§ YOUR TASK
Reproduce all entries verbatim, with nothing added or dropped.

## BEGIN RECORDS SUPPLIED

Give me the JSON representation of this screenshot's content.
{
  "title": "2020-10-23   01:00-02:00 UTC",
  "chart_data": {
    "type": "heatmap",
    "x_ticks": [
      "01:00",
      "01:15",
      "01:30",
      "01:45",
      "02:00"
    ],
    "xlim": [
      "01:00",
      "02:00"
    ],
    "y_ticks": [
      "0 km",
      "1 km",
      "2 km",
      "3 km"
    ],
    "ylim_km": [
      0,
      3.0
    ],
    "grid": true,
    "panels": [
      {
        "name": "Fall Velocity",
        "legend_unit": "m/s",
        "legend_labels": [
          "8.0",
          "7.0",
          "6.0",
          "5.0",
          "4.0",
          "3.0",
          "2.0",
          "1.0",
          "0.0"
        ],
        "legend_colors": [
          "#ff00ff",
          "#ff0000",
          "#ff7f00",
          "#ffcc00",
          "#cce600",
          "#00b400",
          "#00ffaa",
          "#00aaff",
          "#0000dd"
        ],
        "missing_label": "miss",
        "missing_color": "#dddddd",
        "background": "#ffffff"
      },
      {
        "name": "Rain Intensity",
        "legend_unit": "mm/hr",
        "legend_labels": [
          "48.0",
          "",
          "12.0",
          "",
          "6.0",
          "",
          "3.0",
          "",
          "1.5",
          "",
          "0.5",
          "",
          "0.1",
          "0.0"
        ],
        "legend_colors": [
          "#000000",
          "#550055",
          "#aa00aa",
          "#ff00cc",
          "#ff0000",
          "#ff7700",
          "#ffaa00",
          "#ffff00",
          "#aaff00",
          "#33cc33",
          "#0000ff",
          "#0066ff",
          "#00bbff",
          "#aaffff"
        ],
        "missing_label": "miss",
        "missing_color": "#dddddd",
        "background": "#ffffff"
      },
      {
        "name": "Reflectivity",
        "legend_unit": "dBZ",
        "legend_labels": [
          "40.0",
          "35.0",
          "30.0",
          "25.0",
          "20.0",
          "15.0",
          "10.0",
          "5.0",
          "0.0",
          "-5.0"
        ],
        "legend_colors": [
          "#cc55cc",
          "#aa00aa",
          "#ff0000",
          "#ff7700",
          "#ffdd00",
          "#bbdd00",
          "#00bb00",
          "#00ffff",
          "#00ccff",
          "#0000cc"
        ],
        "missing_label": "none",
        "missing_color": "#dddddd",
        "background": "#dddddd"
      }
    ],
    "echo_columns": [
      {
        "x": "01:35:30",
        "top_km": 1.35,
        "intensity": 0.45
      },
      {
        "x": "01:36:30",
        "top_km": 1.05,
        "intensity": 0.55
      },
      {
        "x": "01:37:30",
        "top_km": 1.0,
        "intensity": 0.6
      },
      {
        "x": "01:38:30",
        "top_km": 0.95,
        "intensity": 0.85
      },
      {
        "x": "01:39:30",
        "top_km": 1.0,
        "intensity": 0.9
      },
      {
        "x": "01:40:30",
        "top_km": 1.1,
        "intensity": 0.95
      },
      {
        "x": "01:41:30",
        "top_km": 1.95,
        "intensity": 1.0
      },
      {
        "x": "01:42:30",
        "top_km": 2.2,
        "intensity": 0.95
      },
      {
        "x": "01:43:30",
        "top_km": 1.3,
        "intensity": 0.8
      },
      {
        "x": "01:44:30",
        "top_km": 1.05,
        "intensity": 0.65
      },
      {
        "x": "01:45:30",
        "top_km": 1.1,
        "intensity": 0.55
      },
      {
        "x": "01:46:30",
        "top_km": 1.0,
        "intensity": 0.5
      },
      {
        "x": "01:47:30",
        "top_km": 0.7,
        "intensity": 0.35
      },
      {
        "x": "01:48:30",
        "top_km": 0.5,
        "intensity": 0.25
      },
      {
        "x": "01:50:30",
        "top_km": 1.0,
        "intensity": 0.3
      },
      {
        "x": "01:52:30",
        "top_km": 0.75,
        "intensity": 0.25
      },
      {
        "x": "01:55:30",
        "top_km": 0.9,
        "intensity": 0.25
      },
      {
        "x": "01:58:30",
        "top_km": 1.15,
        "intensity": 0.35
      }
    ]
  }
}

## END RECORDS SUPPLIED

§ SOLUTION TO THIS EXERCISE
Give me the JSON representation of this screenshot's content.
{
  "title": "2020-10-23   01:00-02:00 UTC",
  "chart_data": {
    "type": "heatmap",
    "x_ticks": [
      "01:00",
      "01:15",
      "01:30",
      "01:45",
      "02:00"
    ],
    "xlim": [
      "01:00",
      "02:00"
    ],
    "y_ticks": [
      "0 km",
      "1 km",
      "2 km",
      "3 km"
    ],
    "ylim_km": [
      0,
      3.0
    ],
    "grid": true,
    "panels": [
      {
        "name": "Fall Velocity",
        "legend_unit": "m/s",
        "legend_labels": [
          "8.0",
          "7.0",
          "6.0",
          "5.0",
          "4.0",
          "3.0",
          "2.0",
          "1.0",
          "0.0"
        ],
        "legend_colors": [
          "#ff00ff",
          "#ff0000",
          "#ff7f00",
          "#ffcc00",
          "#cce600",
          "#00b400",
          "#00ffaa",
          "#00aaff",
          "#0000dd"
        ],
        "missing_label": "miss",
        "missing_color": "#dddddd",
        "background": "#ffffff"
      },
      {
        "name": "Rain Intensity",
        "legend_unit": "mm/hr",
        "legend_labels": [
          "48.0",
          "",
          "12.0",
          "",
          "6.0",
          "",
          "3.0",
          "",
          "1.5",
          "",
          "0.5",
          "",
          "0.1",
          "0.0"
        ],
        "legend_colors": [
          "#000000",
          "#550055",
          "#aa00aa",
          "#ff00cc",
          "#ff0000",
          "#ff7700",
          "#ffaa00",
          "#ffff00",
          "#aaff00",
          "#33cc33",
          "#0000ff",
          "#0066ff",
          "#00bbff",
          "#aaffff"
        ],
        "missing_label": "miss",
        "missing_color": "#dddddd",
        "background": "#ffffff"
      },
      {
        "name": "Reflectivity",
        "legend_unit": "dBZ",
        "legend_labels": [
          "40.0",
          "35.0",
          "30.0",
          "25.0",
          "20.0",
          "15.0",
          "10.0",
          "5.0",
          "0.0",
          "-5.0"
        ],
        "legend_colors": [
          "#cc55cc",
          "#aa00aa",
          "#ff0000",
          "#ff7700",
          "#ffdd00",
          "#bbdd00",
          "#00bb00",
          "#00ffff",
          "#00ccff",
          "#0000cc"
        ],
        "missing_label": "none",
        "missing_color": "#dddddd",
        "background": "#dddddd"
      }
    ],
    "echo_columns": [
      {
        "x": "01:35:30",
        "top_km": 1.35,
        "intensity": 0.45
      },
      {
        "x": "01:36:30",
        "top_km": 1.05,
        "intensity": 0.55
      },
      {
        "x": "01:37:30",
        "top_km": 1.0,
        "intensity": 0.6
      },
      {
        "x": "01:38:30",
        "top_km": 0.95,
        "intensity": 0.85
      },
      {
        "x": "01:39:30",
        "top_km": 1.0,
        "intensity": 0.9
      },
      {
        "x": "01:40:30",
        "top_km": 1.1,
        "intensity": 0.95
      },
      {
        "x": "01:41:30",
        "top_km": 1.95,
        "intensity": 1.0
      },
      {
        "x": "01:42:30",
        "top_km": 2.2,
        "intensity": 0.95
      },
      {
        "x": "01:43:30",
        "top_km": 1.3,
        "intensity": 0.8
      },
      {
        "x": "01:44:30",
        "top_km": 1.05,
        "intensity": 0.65
      },
      {
        "x": "01:45:30",
        "top_km": 1.1,
        "intensity": 0.55
      },
      {
        "x": "01:46:30",
        "top_km": 1.0,
        "intensity": 0.5
      },
      {
        "x": "01:47:30",
        "top_km": 0.7,
        "intensity": 0.35
      },
      {
        "x": "01:48:30",
        "top_km": 0.5,
        "intensity": 0.25
      },
      {
        "x": "01:50:30",
        "top_km": 1.0,
        "intensity": 0.3
      },
      {
        "x": "01:52:30",
        "top_km": 0.75,
        "intensity": 0.25
      },
      {
        "x": "01:55:30",
        "top_km": 0.9,
        "intensity": 0.25
      },
      {
        "x": "01:58:30",
        "top_km": 1.15,
        "intensity": 0.35
      }
    ]
  }
}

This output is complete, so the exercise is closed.